▶ _THE INPUT_

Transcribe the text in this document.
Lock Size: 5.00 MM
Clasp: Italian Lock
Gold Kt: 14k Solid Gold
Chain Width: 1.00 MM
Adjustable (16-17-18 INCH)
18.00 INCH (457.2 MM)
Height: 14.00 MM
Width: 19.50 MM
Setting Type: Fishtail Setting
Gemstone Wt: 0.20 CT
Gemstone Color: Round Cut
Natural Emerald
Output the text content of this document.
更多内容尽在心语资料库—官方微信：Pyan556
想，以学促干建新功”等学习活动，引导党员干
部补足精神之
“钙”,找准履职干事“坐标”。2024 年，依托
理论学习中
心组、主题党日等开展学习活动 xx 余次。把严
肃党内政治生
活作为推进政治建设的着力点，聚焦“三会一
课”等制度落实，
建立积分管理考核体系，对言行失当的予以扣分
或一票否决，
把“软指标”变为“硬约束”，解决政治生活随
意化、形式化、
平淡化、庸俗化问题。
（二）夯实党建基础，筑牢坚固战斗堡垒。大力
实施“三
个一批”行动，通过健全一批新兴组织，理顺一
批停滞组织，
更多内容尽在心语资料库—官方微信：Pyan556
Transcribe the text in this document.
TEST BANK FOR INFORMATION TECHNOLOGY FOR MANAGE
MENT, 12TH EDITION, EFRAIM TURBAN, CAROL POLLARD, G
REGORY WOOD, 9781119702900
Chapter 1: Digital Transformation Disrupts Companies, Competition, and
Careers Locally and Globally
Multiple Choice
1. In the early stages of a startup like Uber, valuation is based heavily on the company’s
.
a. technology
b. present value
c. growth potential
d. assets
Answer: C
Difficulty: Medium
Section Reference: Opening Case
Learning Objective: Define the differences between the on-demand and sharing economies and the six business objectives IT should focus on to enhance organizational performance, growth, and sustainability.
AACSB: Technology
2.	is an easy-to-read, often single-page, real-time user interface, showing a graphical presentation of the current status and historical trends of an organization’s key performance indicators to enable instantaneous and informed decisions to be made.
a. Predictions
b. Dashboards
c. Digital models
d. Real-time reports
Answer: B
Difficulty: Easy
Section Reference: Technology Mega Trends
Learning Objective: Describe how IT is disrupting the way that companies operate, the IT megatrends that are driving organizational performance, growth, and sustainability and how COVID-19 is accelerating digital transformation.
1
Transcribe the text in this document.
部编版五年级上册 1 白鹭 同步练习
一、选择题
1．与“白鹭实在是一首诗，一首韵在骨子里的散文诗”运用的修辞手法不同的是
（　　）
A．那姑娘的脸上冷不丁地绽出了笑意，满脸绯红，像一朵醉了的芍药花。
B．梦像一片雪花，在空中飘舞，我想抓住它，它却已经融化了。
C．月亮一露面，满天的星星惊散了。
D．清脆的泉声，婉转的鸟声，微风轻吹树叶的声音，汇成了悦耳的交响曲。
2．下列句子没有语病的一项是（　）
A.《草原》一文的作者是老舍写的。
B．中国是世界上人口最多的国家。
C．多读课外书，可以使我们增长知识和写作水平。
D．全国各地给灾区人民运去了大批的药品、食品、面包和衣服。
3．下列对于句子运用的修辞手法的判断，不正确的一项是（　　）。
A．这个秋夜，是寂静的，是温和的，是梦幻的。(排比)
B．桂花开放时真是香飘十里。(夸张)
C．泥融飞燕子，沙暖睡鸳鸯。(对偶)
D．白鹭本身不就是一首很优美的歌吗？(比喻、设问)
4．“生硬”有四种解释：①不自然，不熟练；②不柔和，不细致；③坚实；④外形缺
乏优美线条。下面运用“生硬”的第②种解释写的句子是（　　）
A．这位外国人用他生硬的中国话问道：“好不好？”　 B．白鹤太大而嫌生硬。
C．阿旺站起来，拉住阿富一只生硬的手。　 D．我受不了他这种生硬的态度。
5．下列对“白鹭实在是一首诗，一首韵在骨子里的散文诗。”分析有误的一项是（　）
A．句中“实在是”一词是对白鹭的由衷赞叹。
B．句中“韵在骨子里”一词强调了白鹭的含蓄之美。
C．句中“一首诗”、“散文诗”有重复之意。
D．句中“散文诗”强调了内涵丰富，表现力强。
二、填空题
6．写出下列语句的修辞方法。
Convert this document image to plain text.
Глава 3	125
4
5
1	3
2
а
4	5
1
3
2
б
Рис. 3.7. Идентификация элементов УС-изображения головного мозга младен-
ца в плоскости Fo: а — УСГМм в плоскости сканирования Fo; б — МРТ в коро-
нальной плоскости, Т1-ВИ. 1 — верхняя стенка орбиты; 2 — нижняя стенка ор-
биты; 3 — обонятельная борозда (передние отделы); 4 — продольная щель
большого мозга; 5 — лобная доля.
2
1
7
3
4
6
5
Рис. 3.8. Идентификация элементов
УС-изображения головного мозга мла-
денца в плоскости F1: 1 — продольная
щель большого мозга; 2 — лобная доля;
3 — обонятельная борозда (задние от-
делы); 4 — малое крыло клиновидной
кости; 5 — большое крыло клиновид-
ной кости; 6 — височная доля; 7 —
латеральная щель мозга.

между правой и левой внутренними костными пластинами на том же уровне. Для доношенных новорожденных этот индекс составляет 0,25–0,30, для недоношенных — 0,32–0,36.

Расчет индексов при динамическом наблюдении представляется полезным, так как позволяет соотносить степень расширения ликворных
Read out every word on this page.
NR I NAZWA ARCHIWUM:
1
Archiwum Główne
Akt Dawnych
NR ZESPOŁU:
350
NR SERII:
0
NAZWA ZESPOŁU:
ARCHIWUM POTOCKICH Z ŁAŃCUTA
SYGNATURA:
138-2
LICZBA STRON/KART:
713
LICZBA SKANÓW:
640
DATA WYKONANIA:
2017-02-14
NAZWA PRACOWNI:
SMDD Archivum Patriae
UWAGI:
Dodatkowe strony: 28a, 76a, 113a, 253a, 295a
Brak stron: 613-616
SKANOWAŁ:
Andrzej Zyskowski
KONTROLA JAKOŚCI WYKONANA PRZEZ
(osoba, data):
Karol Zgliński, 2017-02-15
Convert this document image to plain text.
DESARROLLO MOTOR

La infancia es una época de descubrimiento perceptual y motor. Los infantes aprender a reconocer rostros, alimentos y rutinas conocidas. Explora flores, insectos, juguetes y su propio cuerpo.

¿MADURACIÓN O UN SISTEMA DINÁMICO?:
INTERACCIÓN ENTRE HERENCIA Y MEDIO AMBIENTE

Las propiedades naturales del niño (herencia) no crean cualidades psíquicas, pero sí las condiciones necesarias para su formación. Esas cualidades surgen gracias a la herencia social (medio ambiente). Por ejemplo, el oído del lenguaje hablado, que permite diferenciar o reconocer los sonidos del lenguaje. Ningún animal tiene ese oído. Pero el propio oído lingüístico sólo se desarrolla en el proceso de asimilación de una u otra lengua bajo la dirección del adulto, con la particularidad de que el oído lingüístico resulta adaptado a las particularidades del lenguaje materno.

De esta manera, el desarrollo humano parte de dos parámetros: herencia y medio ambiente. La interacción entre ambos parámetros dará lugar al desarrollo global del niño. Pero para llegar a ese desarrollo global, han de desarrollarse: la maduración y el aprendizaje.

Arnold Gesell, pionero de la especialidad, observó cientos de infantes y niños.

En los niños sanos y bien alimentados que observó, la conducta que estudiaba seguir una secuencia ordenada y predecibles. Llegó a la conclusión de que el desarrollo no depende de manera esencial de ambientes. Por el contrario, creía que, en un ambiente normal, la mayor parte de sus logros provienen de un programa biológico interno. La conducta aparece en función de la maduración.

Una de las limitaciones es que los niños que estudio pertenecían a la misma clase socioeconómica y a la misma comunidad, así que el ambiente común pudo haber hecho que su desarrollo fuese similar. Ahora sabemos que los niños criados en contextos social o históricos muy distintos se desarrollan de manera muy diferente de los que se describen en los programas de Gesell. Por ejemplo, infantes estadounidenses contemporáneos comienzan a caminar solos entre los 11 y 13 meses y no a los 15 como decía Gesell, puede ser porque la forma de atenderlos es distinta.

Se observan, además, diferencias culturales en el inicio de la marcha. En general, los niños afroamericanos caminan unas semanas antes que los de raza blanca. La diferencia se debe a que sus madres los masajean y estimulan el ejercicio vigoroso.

▶ _DIRECTIONS_
Check each line of the records for "Difficulty" and copy the ones that contain it.

▶ _THE ANSWER_
Difficulty: Medium
Difficulty: Easy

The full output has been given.